▶ _Items_
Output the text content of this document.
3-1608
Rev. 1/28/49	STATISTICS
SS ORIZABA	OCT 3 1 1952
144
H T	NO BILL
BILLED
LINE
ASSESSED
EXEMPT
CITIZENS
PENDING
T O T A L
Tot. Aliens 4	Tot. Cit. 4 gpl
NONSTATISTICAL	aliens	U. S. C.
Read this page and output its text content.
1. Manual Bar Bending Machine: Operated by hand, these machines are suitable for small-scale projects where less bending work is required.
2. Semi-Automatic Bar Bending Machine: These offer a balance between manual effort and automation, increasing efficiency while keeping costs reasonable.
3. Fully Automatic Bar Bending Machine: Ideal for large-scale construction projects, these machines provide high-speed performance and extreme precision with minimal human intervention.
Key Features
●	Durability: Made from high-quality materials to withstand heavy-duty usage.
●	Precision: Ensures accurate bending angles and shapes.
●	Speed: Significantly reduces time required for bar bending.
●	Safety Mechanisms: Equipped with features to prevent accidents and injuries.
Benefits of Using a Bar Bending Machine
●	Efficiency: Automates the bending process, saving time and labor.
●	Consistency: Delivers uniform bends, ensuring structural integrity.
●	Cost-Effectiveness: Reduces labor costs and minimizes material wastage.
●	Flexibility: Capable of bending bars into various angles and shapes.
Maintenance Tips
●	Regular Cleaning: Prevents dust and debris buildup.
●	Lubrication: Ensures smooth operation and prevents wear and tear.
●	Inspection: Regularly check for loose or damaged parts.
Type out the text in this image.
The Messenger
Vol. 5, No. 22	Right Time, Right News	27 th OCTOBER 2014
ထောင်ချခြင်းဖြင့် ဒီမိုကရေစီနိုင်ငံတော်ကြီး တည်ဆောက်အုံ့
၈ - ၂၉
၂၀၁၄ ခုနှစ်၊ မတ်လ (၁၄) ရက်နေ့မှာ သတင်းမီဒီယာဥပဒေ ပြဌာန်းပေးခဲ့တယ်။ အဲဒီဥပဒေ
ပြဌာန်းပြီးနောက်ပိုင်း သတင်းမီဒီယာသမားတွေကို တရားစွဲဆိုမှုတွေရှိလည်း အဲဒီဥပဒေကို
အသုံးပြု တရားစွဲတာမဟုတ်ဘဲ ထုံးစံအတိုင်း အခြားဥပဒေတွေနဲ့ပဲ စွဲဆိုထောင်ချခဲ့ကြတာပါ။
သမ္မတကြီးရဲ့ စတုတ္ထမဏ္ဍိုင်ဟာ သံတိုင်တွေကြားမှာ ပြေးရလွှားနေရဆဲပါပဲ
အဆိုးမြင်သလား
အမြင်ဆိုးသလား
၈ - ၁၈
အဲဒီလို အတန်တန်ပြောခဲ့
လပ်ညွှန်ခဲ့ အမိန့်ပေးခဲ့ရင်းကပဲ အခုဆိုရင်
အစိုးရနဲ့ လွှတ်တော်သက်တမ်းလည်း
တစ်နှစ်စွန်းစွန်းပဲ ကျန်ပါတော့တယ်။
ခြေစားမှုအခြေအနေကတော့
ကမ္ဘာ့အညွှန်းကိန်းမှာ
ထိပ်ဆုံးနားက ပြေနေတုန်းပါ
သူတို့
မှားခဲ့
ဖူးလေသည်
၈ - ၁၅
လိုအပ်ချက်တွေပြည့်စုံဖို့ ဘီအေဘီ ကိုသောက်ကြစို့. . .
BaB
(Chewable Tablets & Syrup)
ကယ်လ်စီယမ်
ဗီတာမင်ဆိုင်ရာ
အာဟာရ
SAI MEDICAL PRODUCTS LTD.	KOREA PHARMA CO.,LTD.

▶ _Task details_
Pick out and copy the lines of the entries that hold the string "scale".

▶ _Complete answer_
1. Manual Bar Bending Machine: Operated by hand, these machines are suitable for small-scale projects where less bending work is required.
3. Fully Automatic Bar Bending Machine: Ideal for large-scale construction projects, these machines provide high-speed performance and extreme precision with minimal human intervention.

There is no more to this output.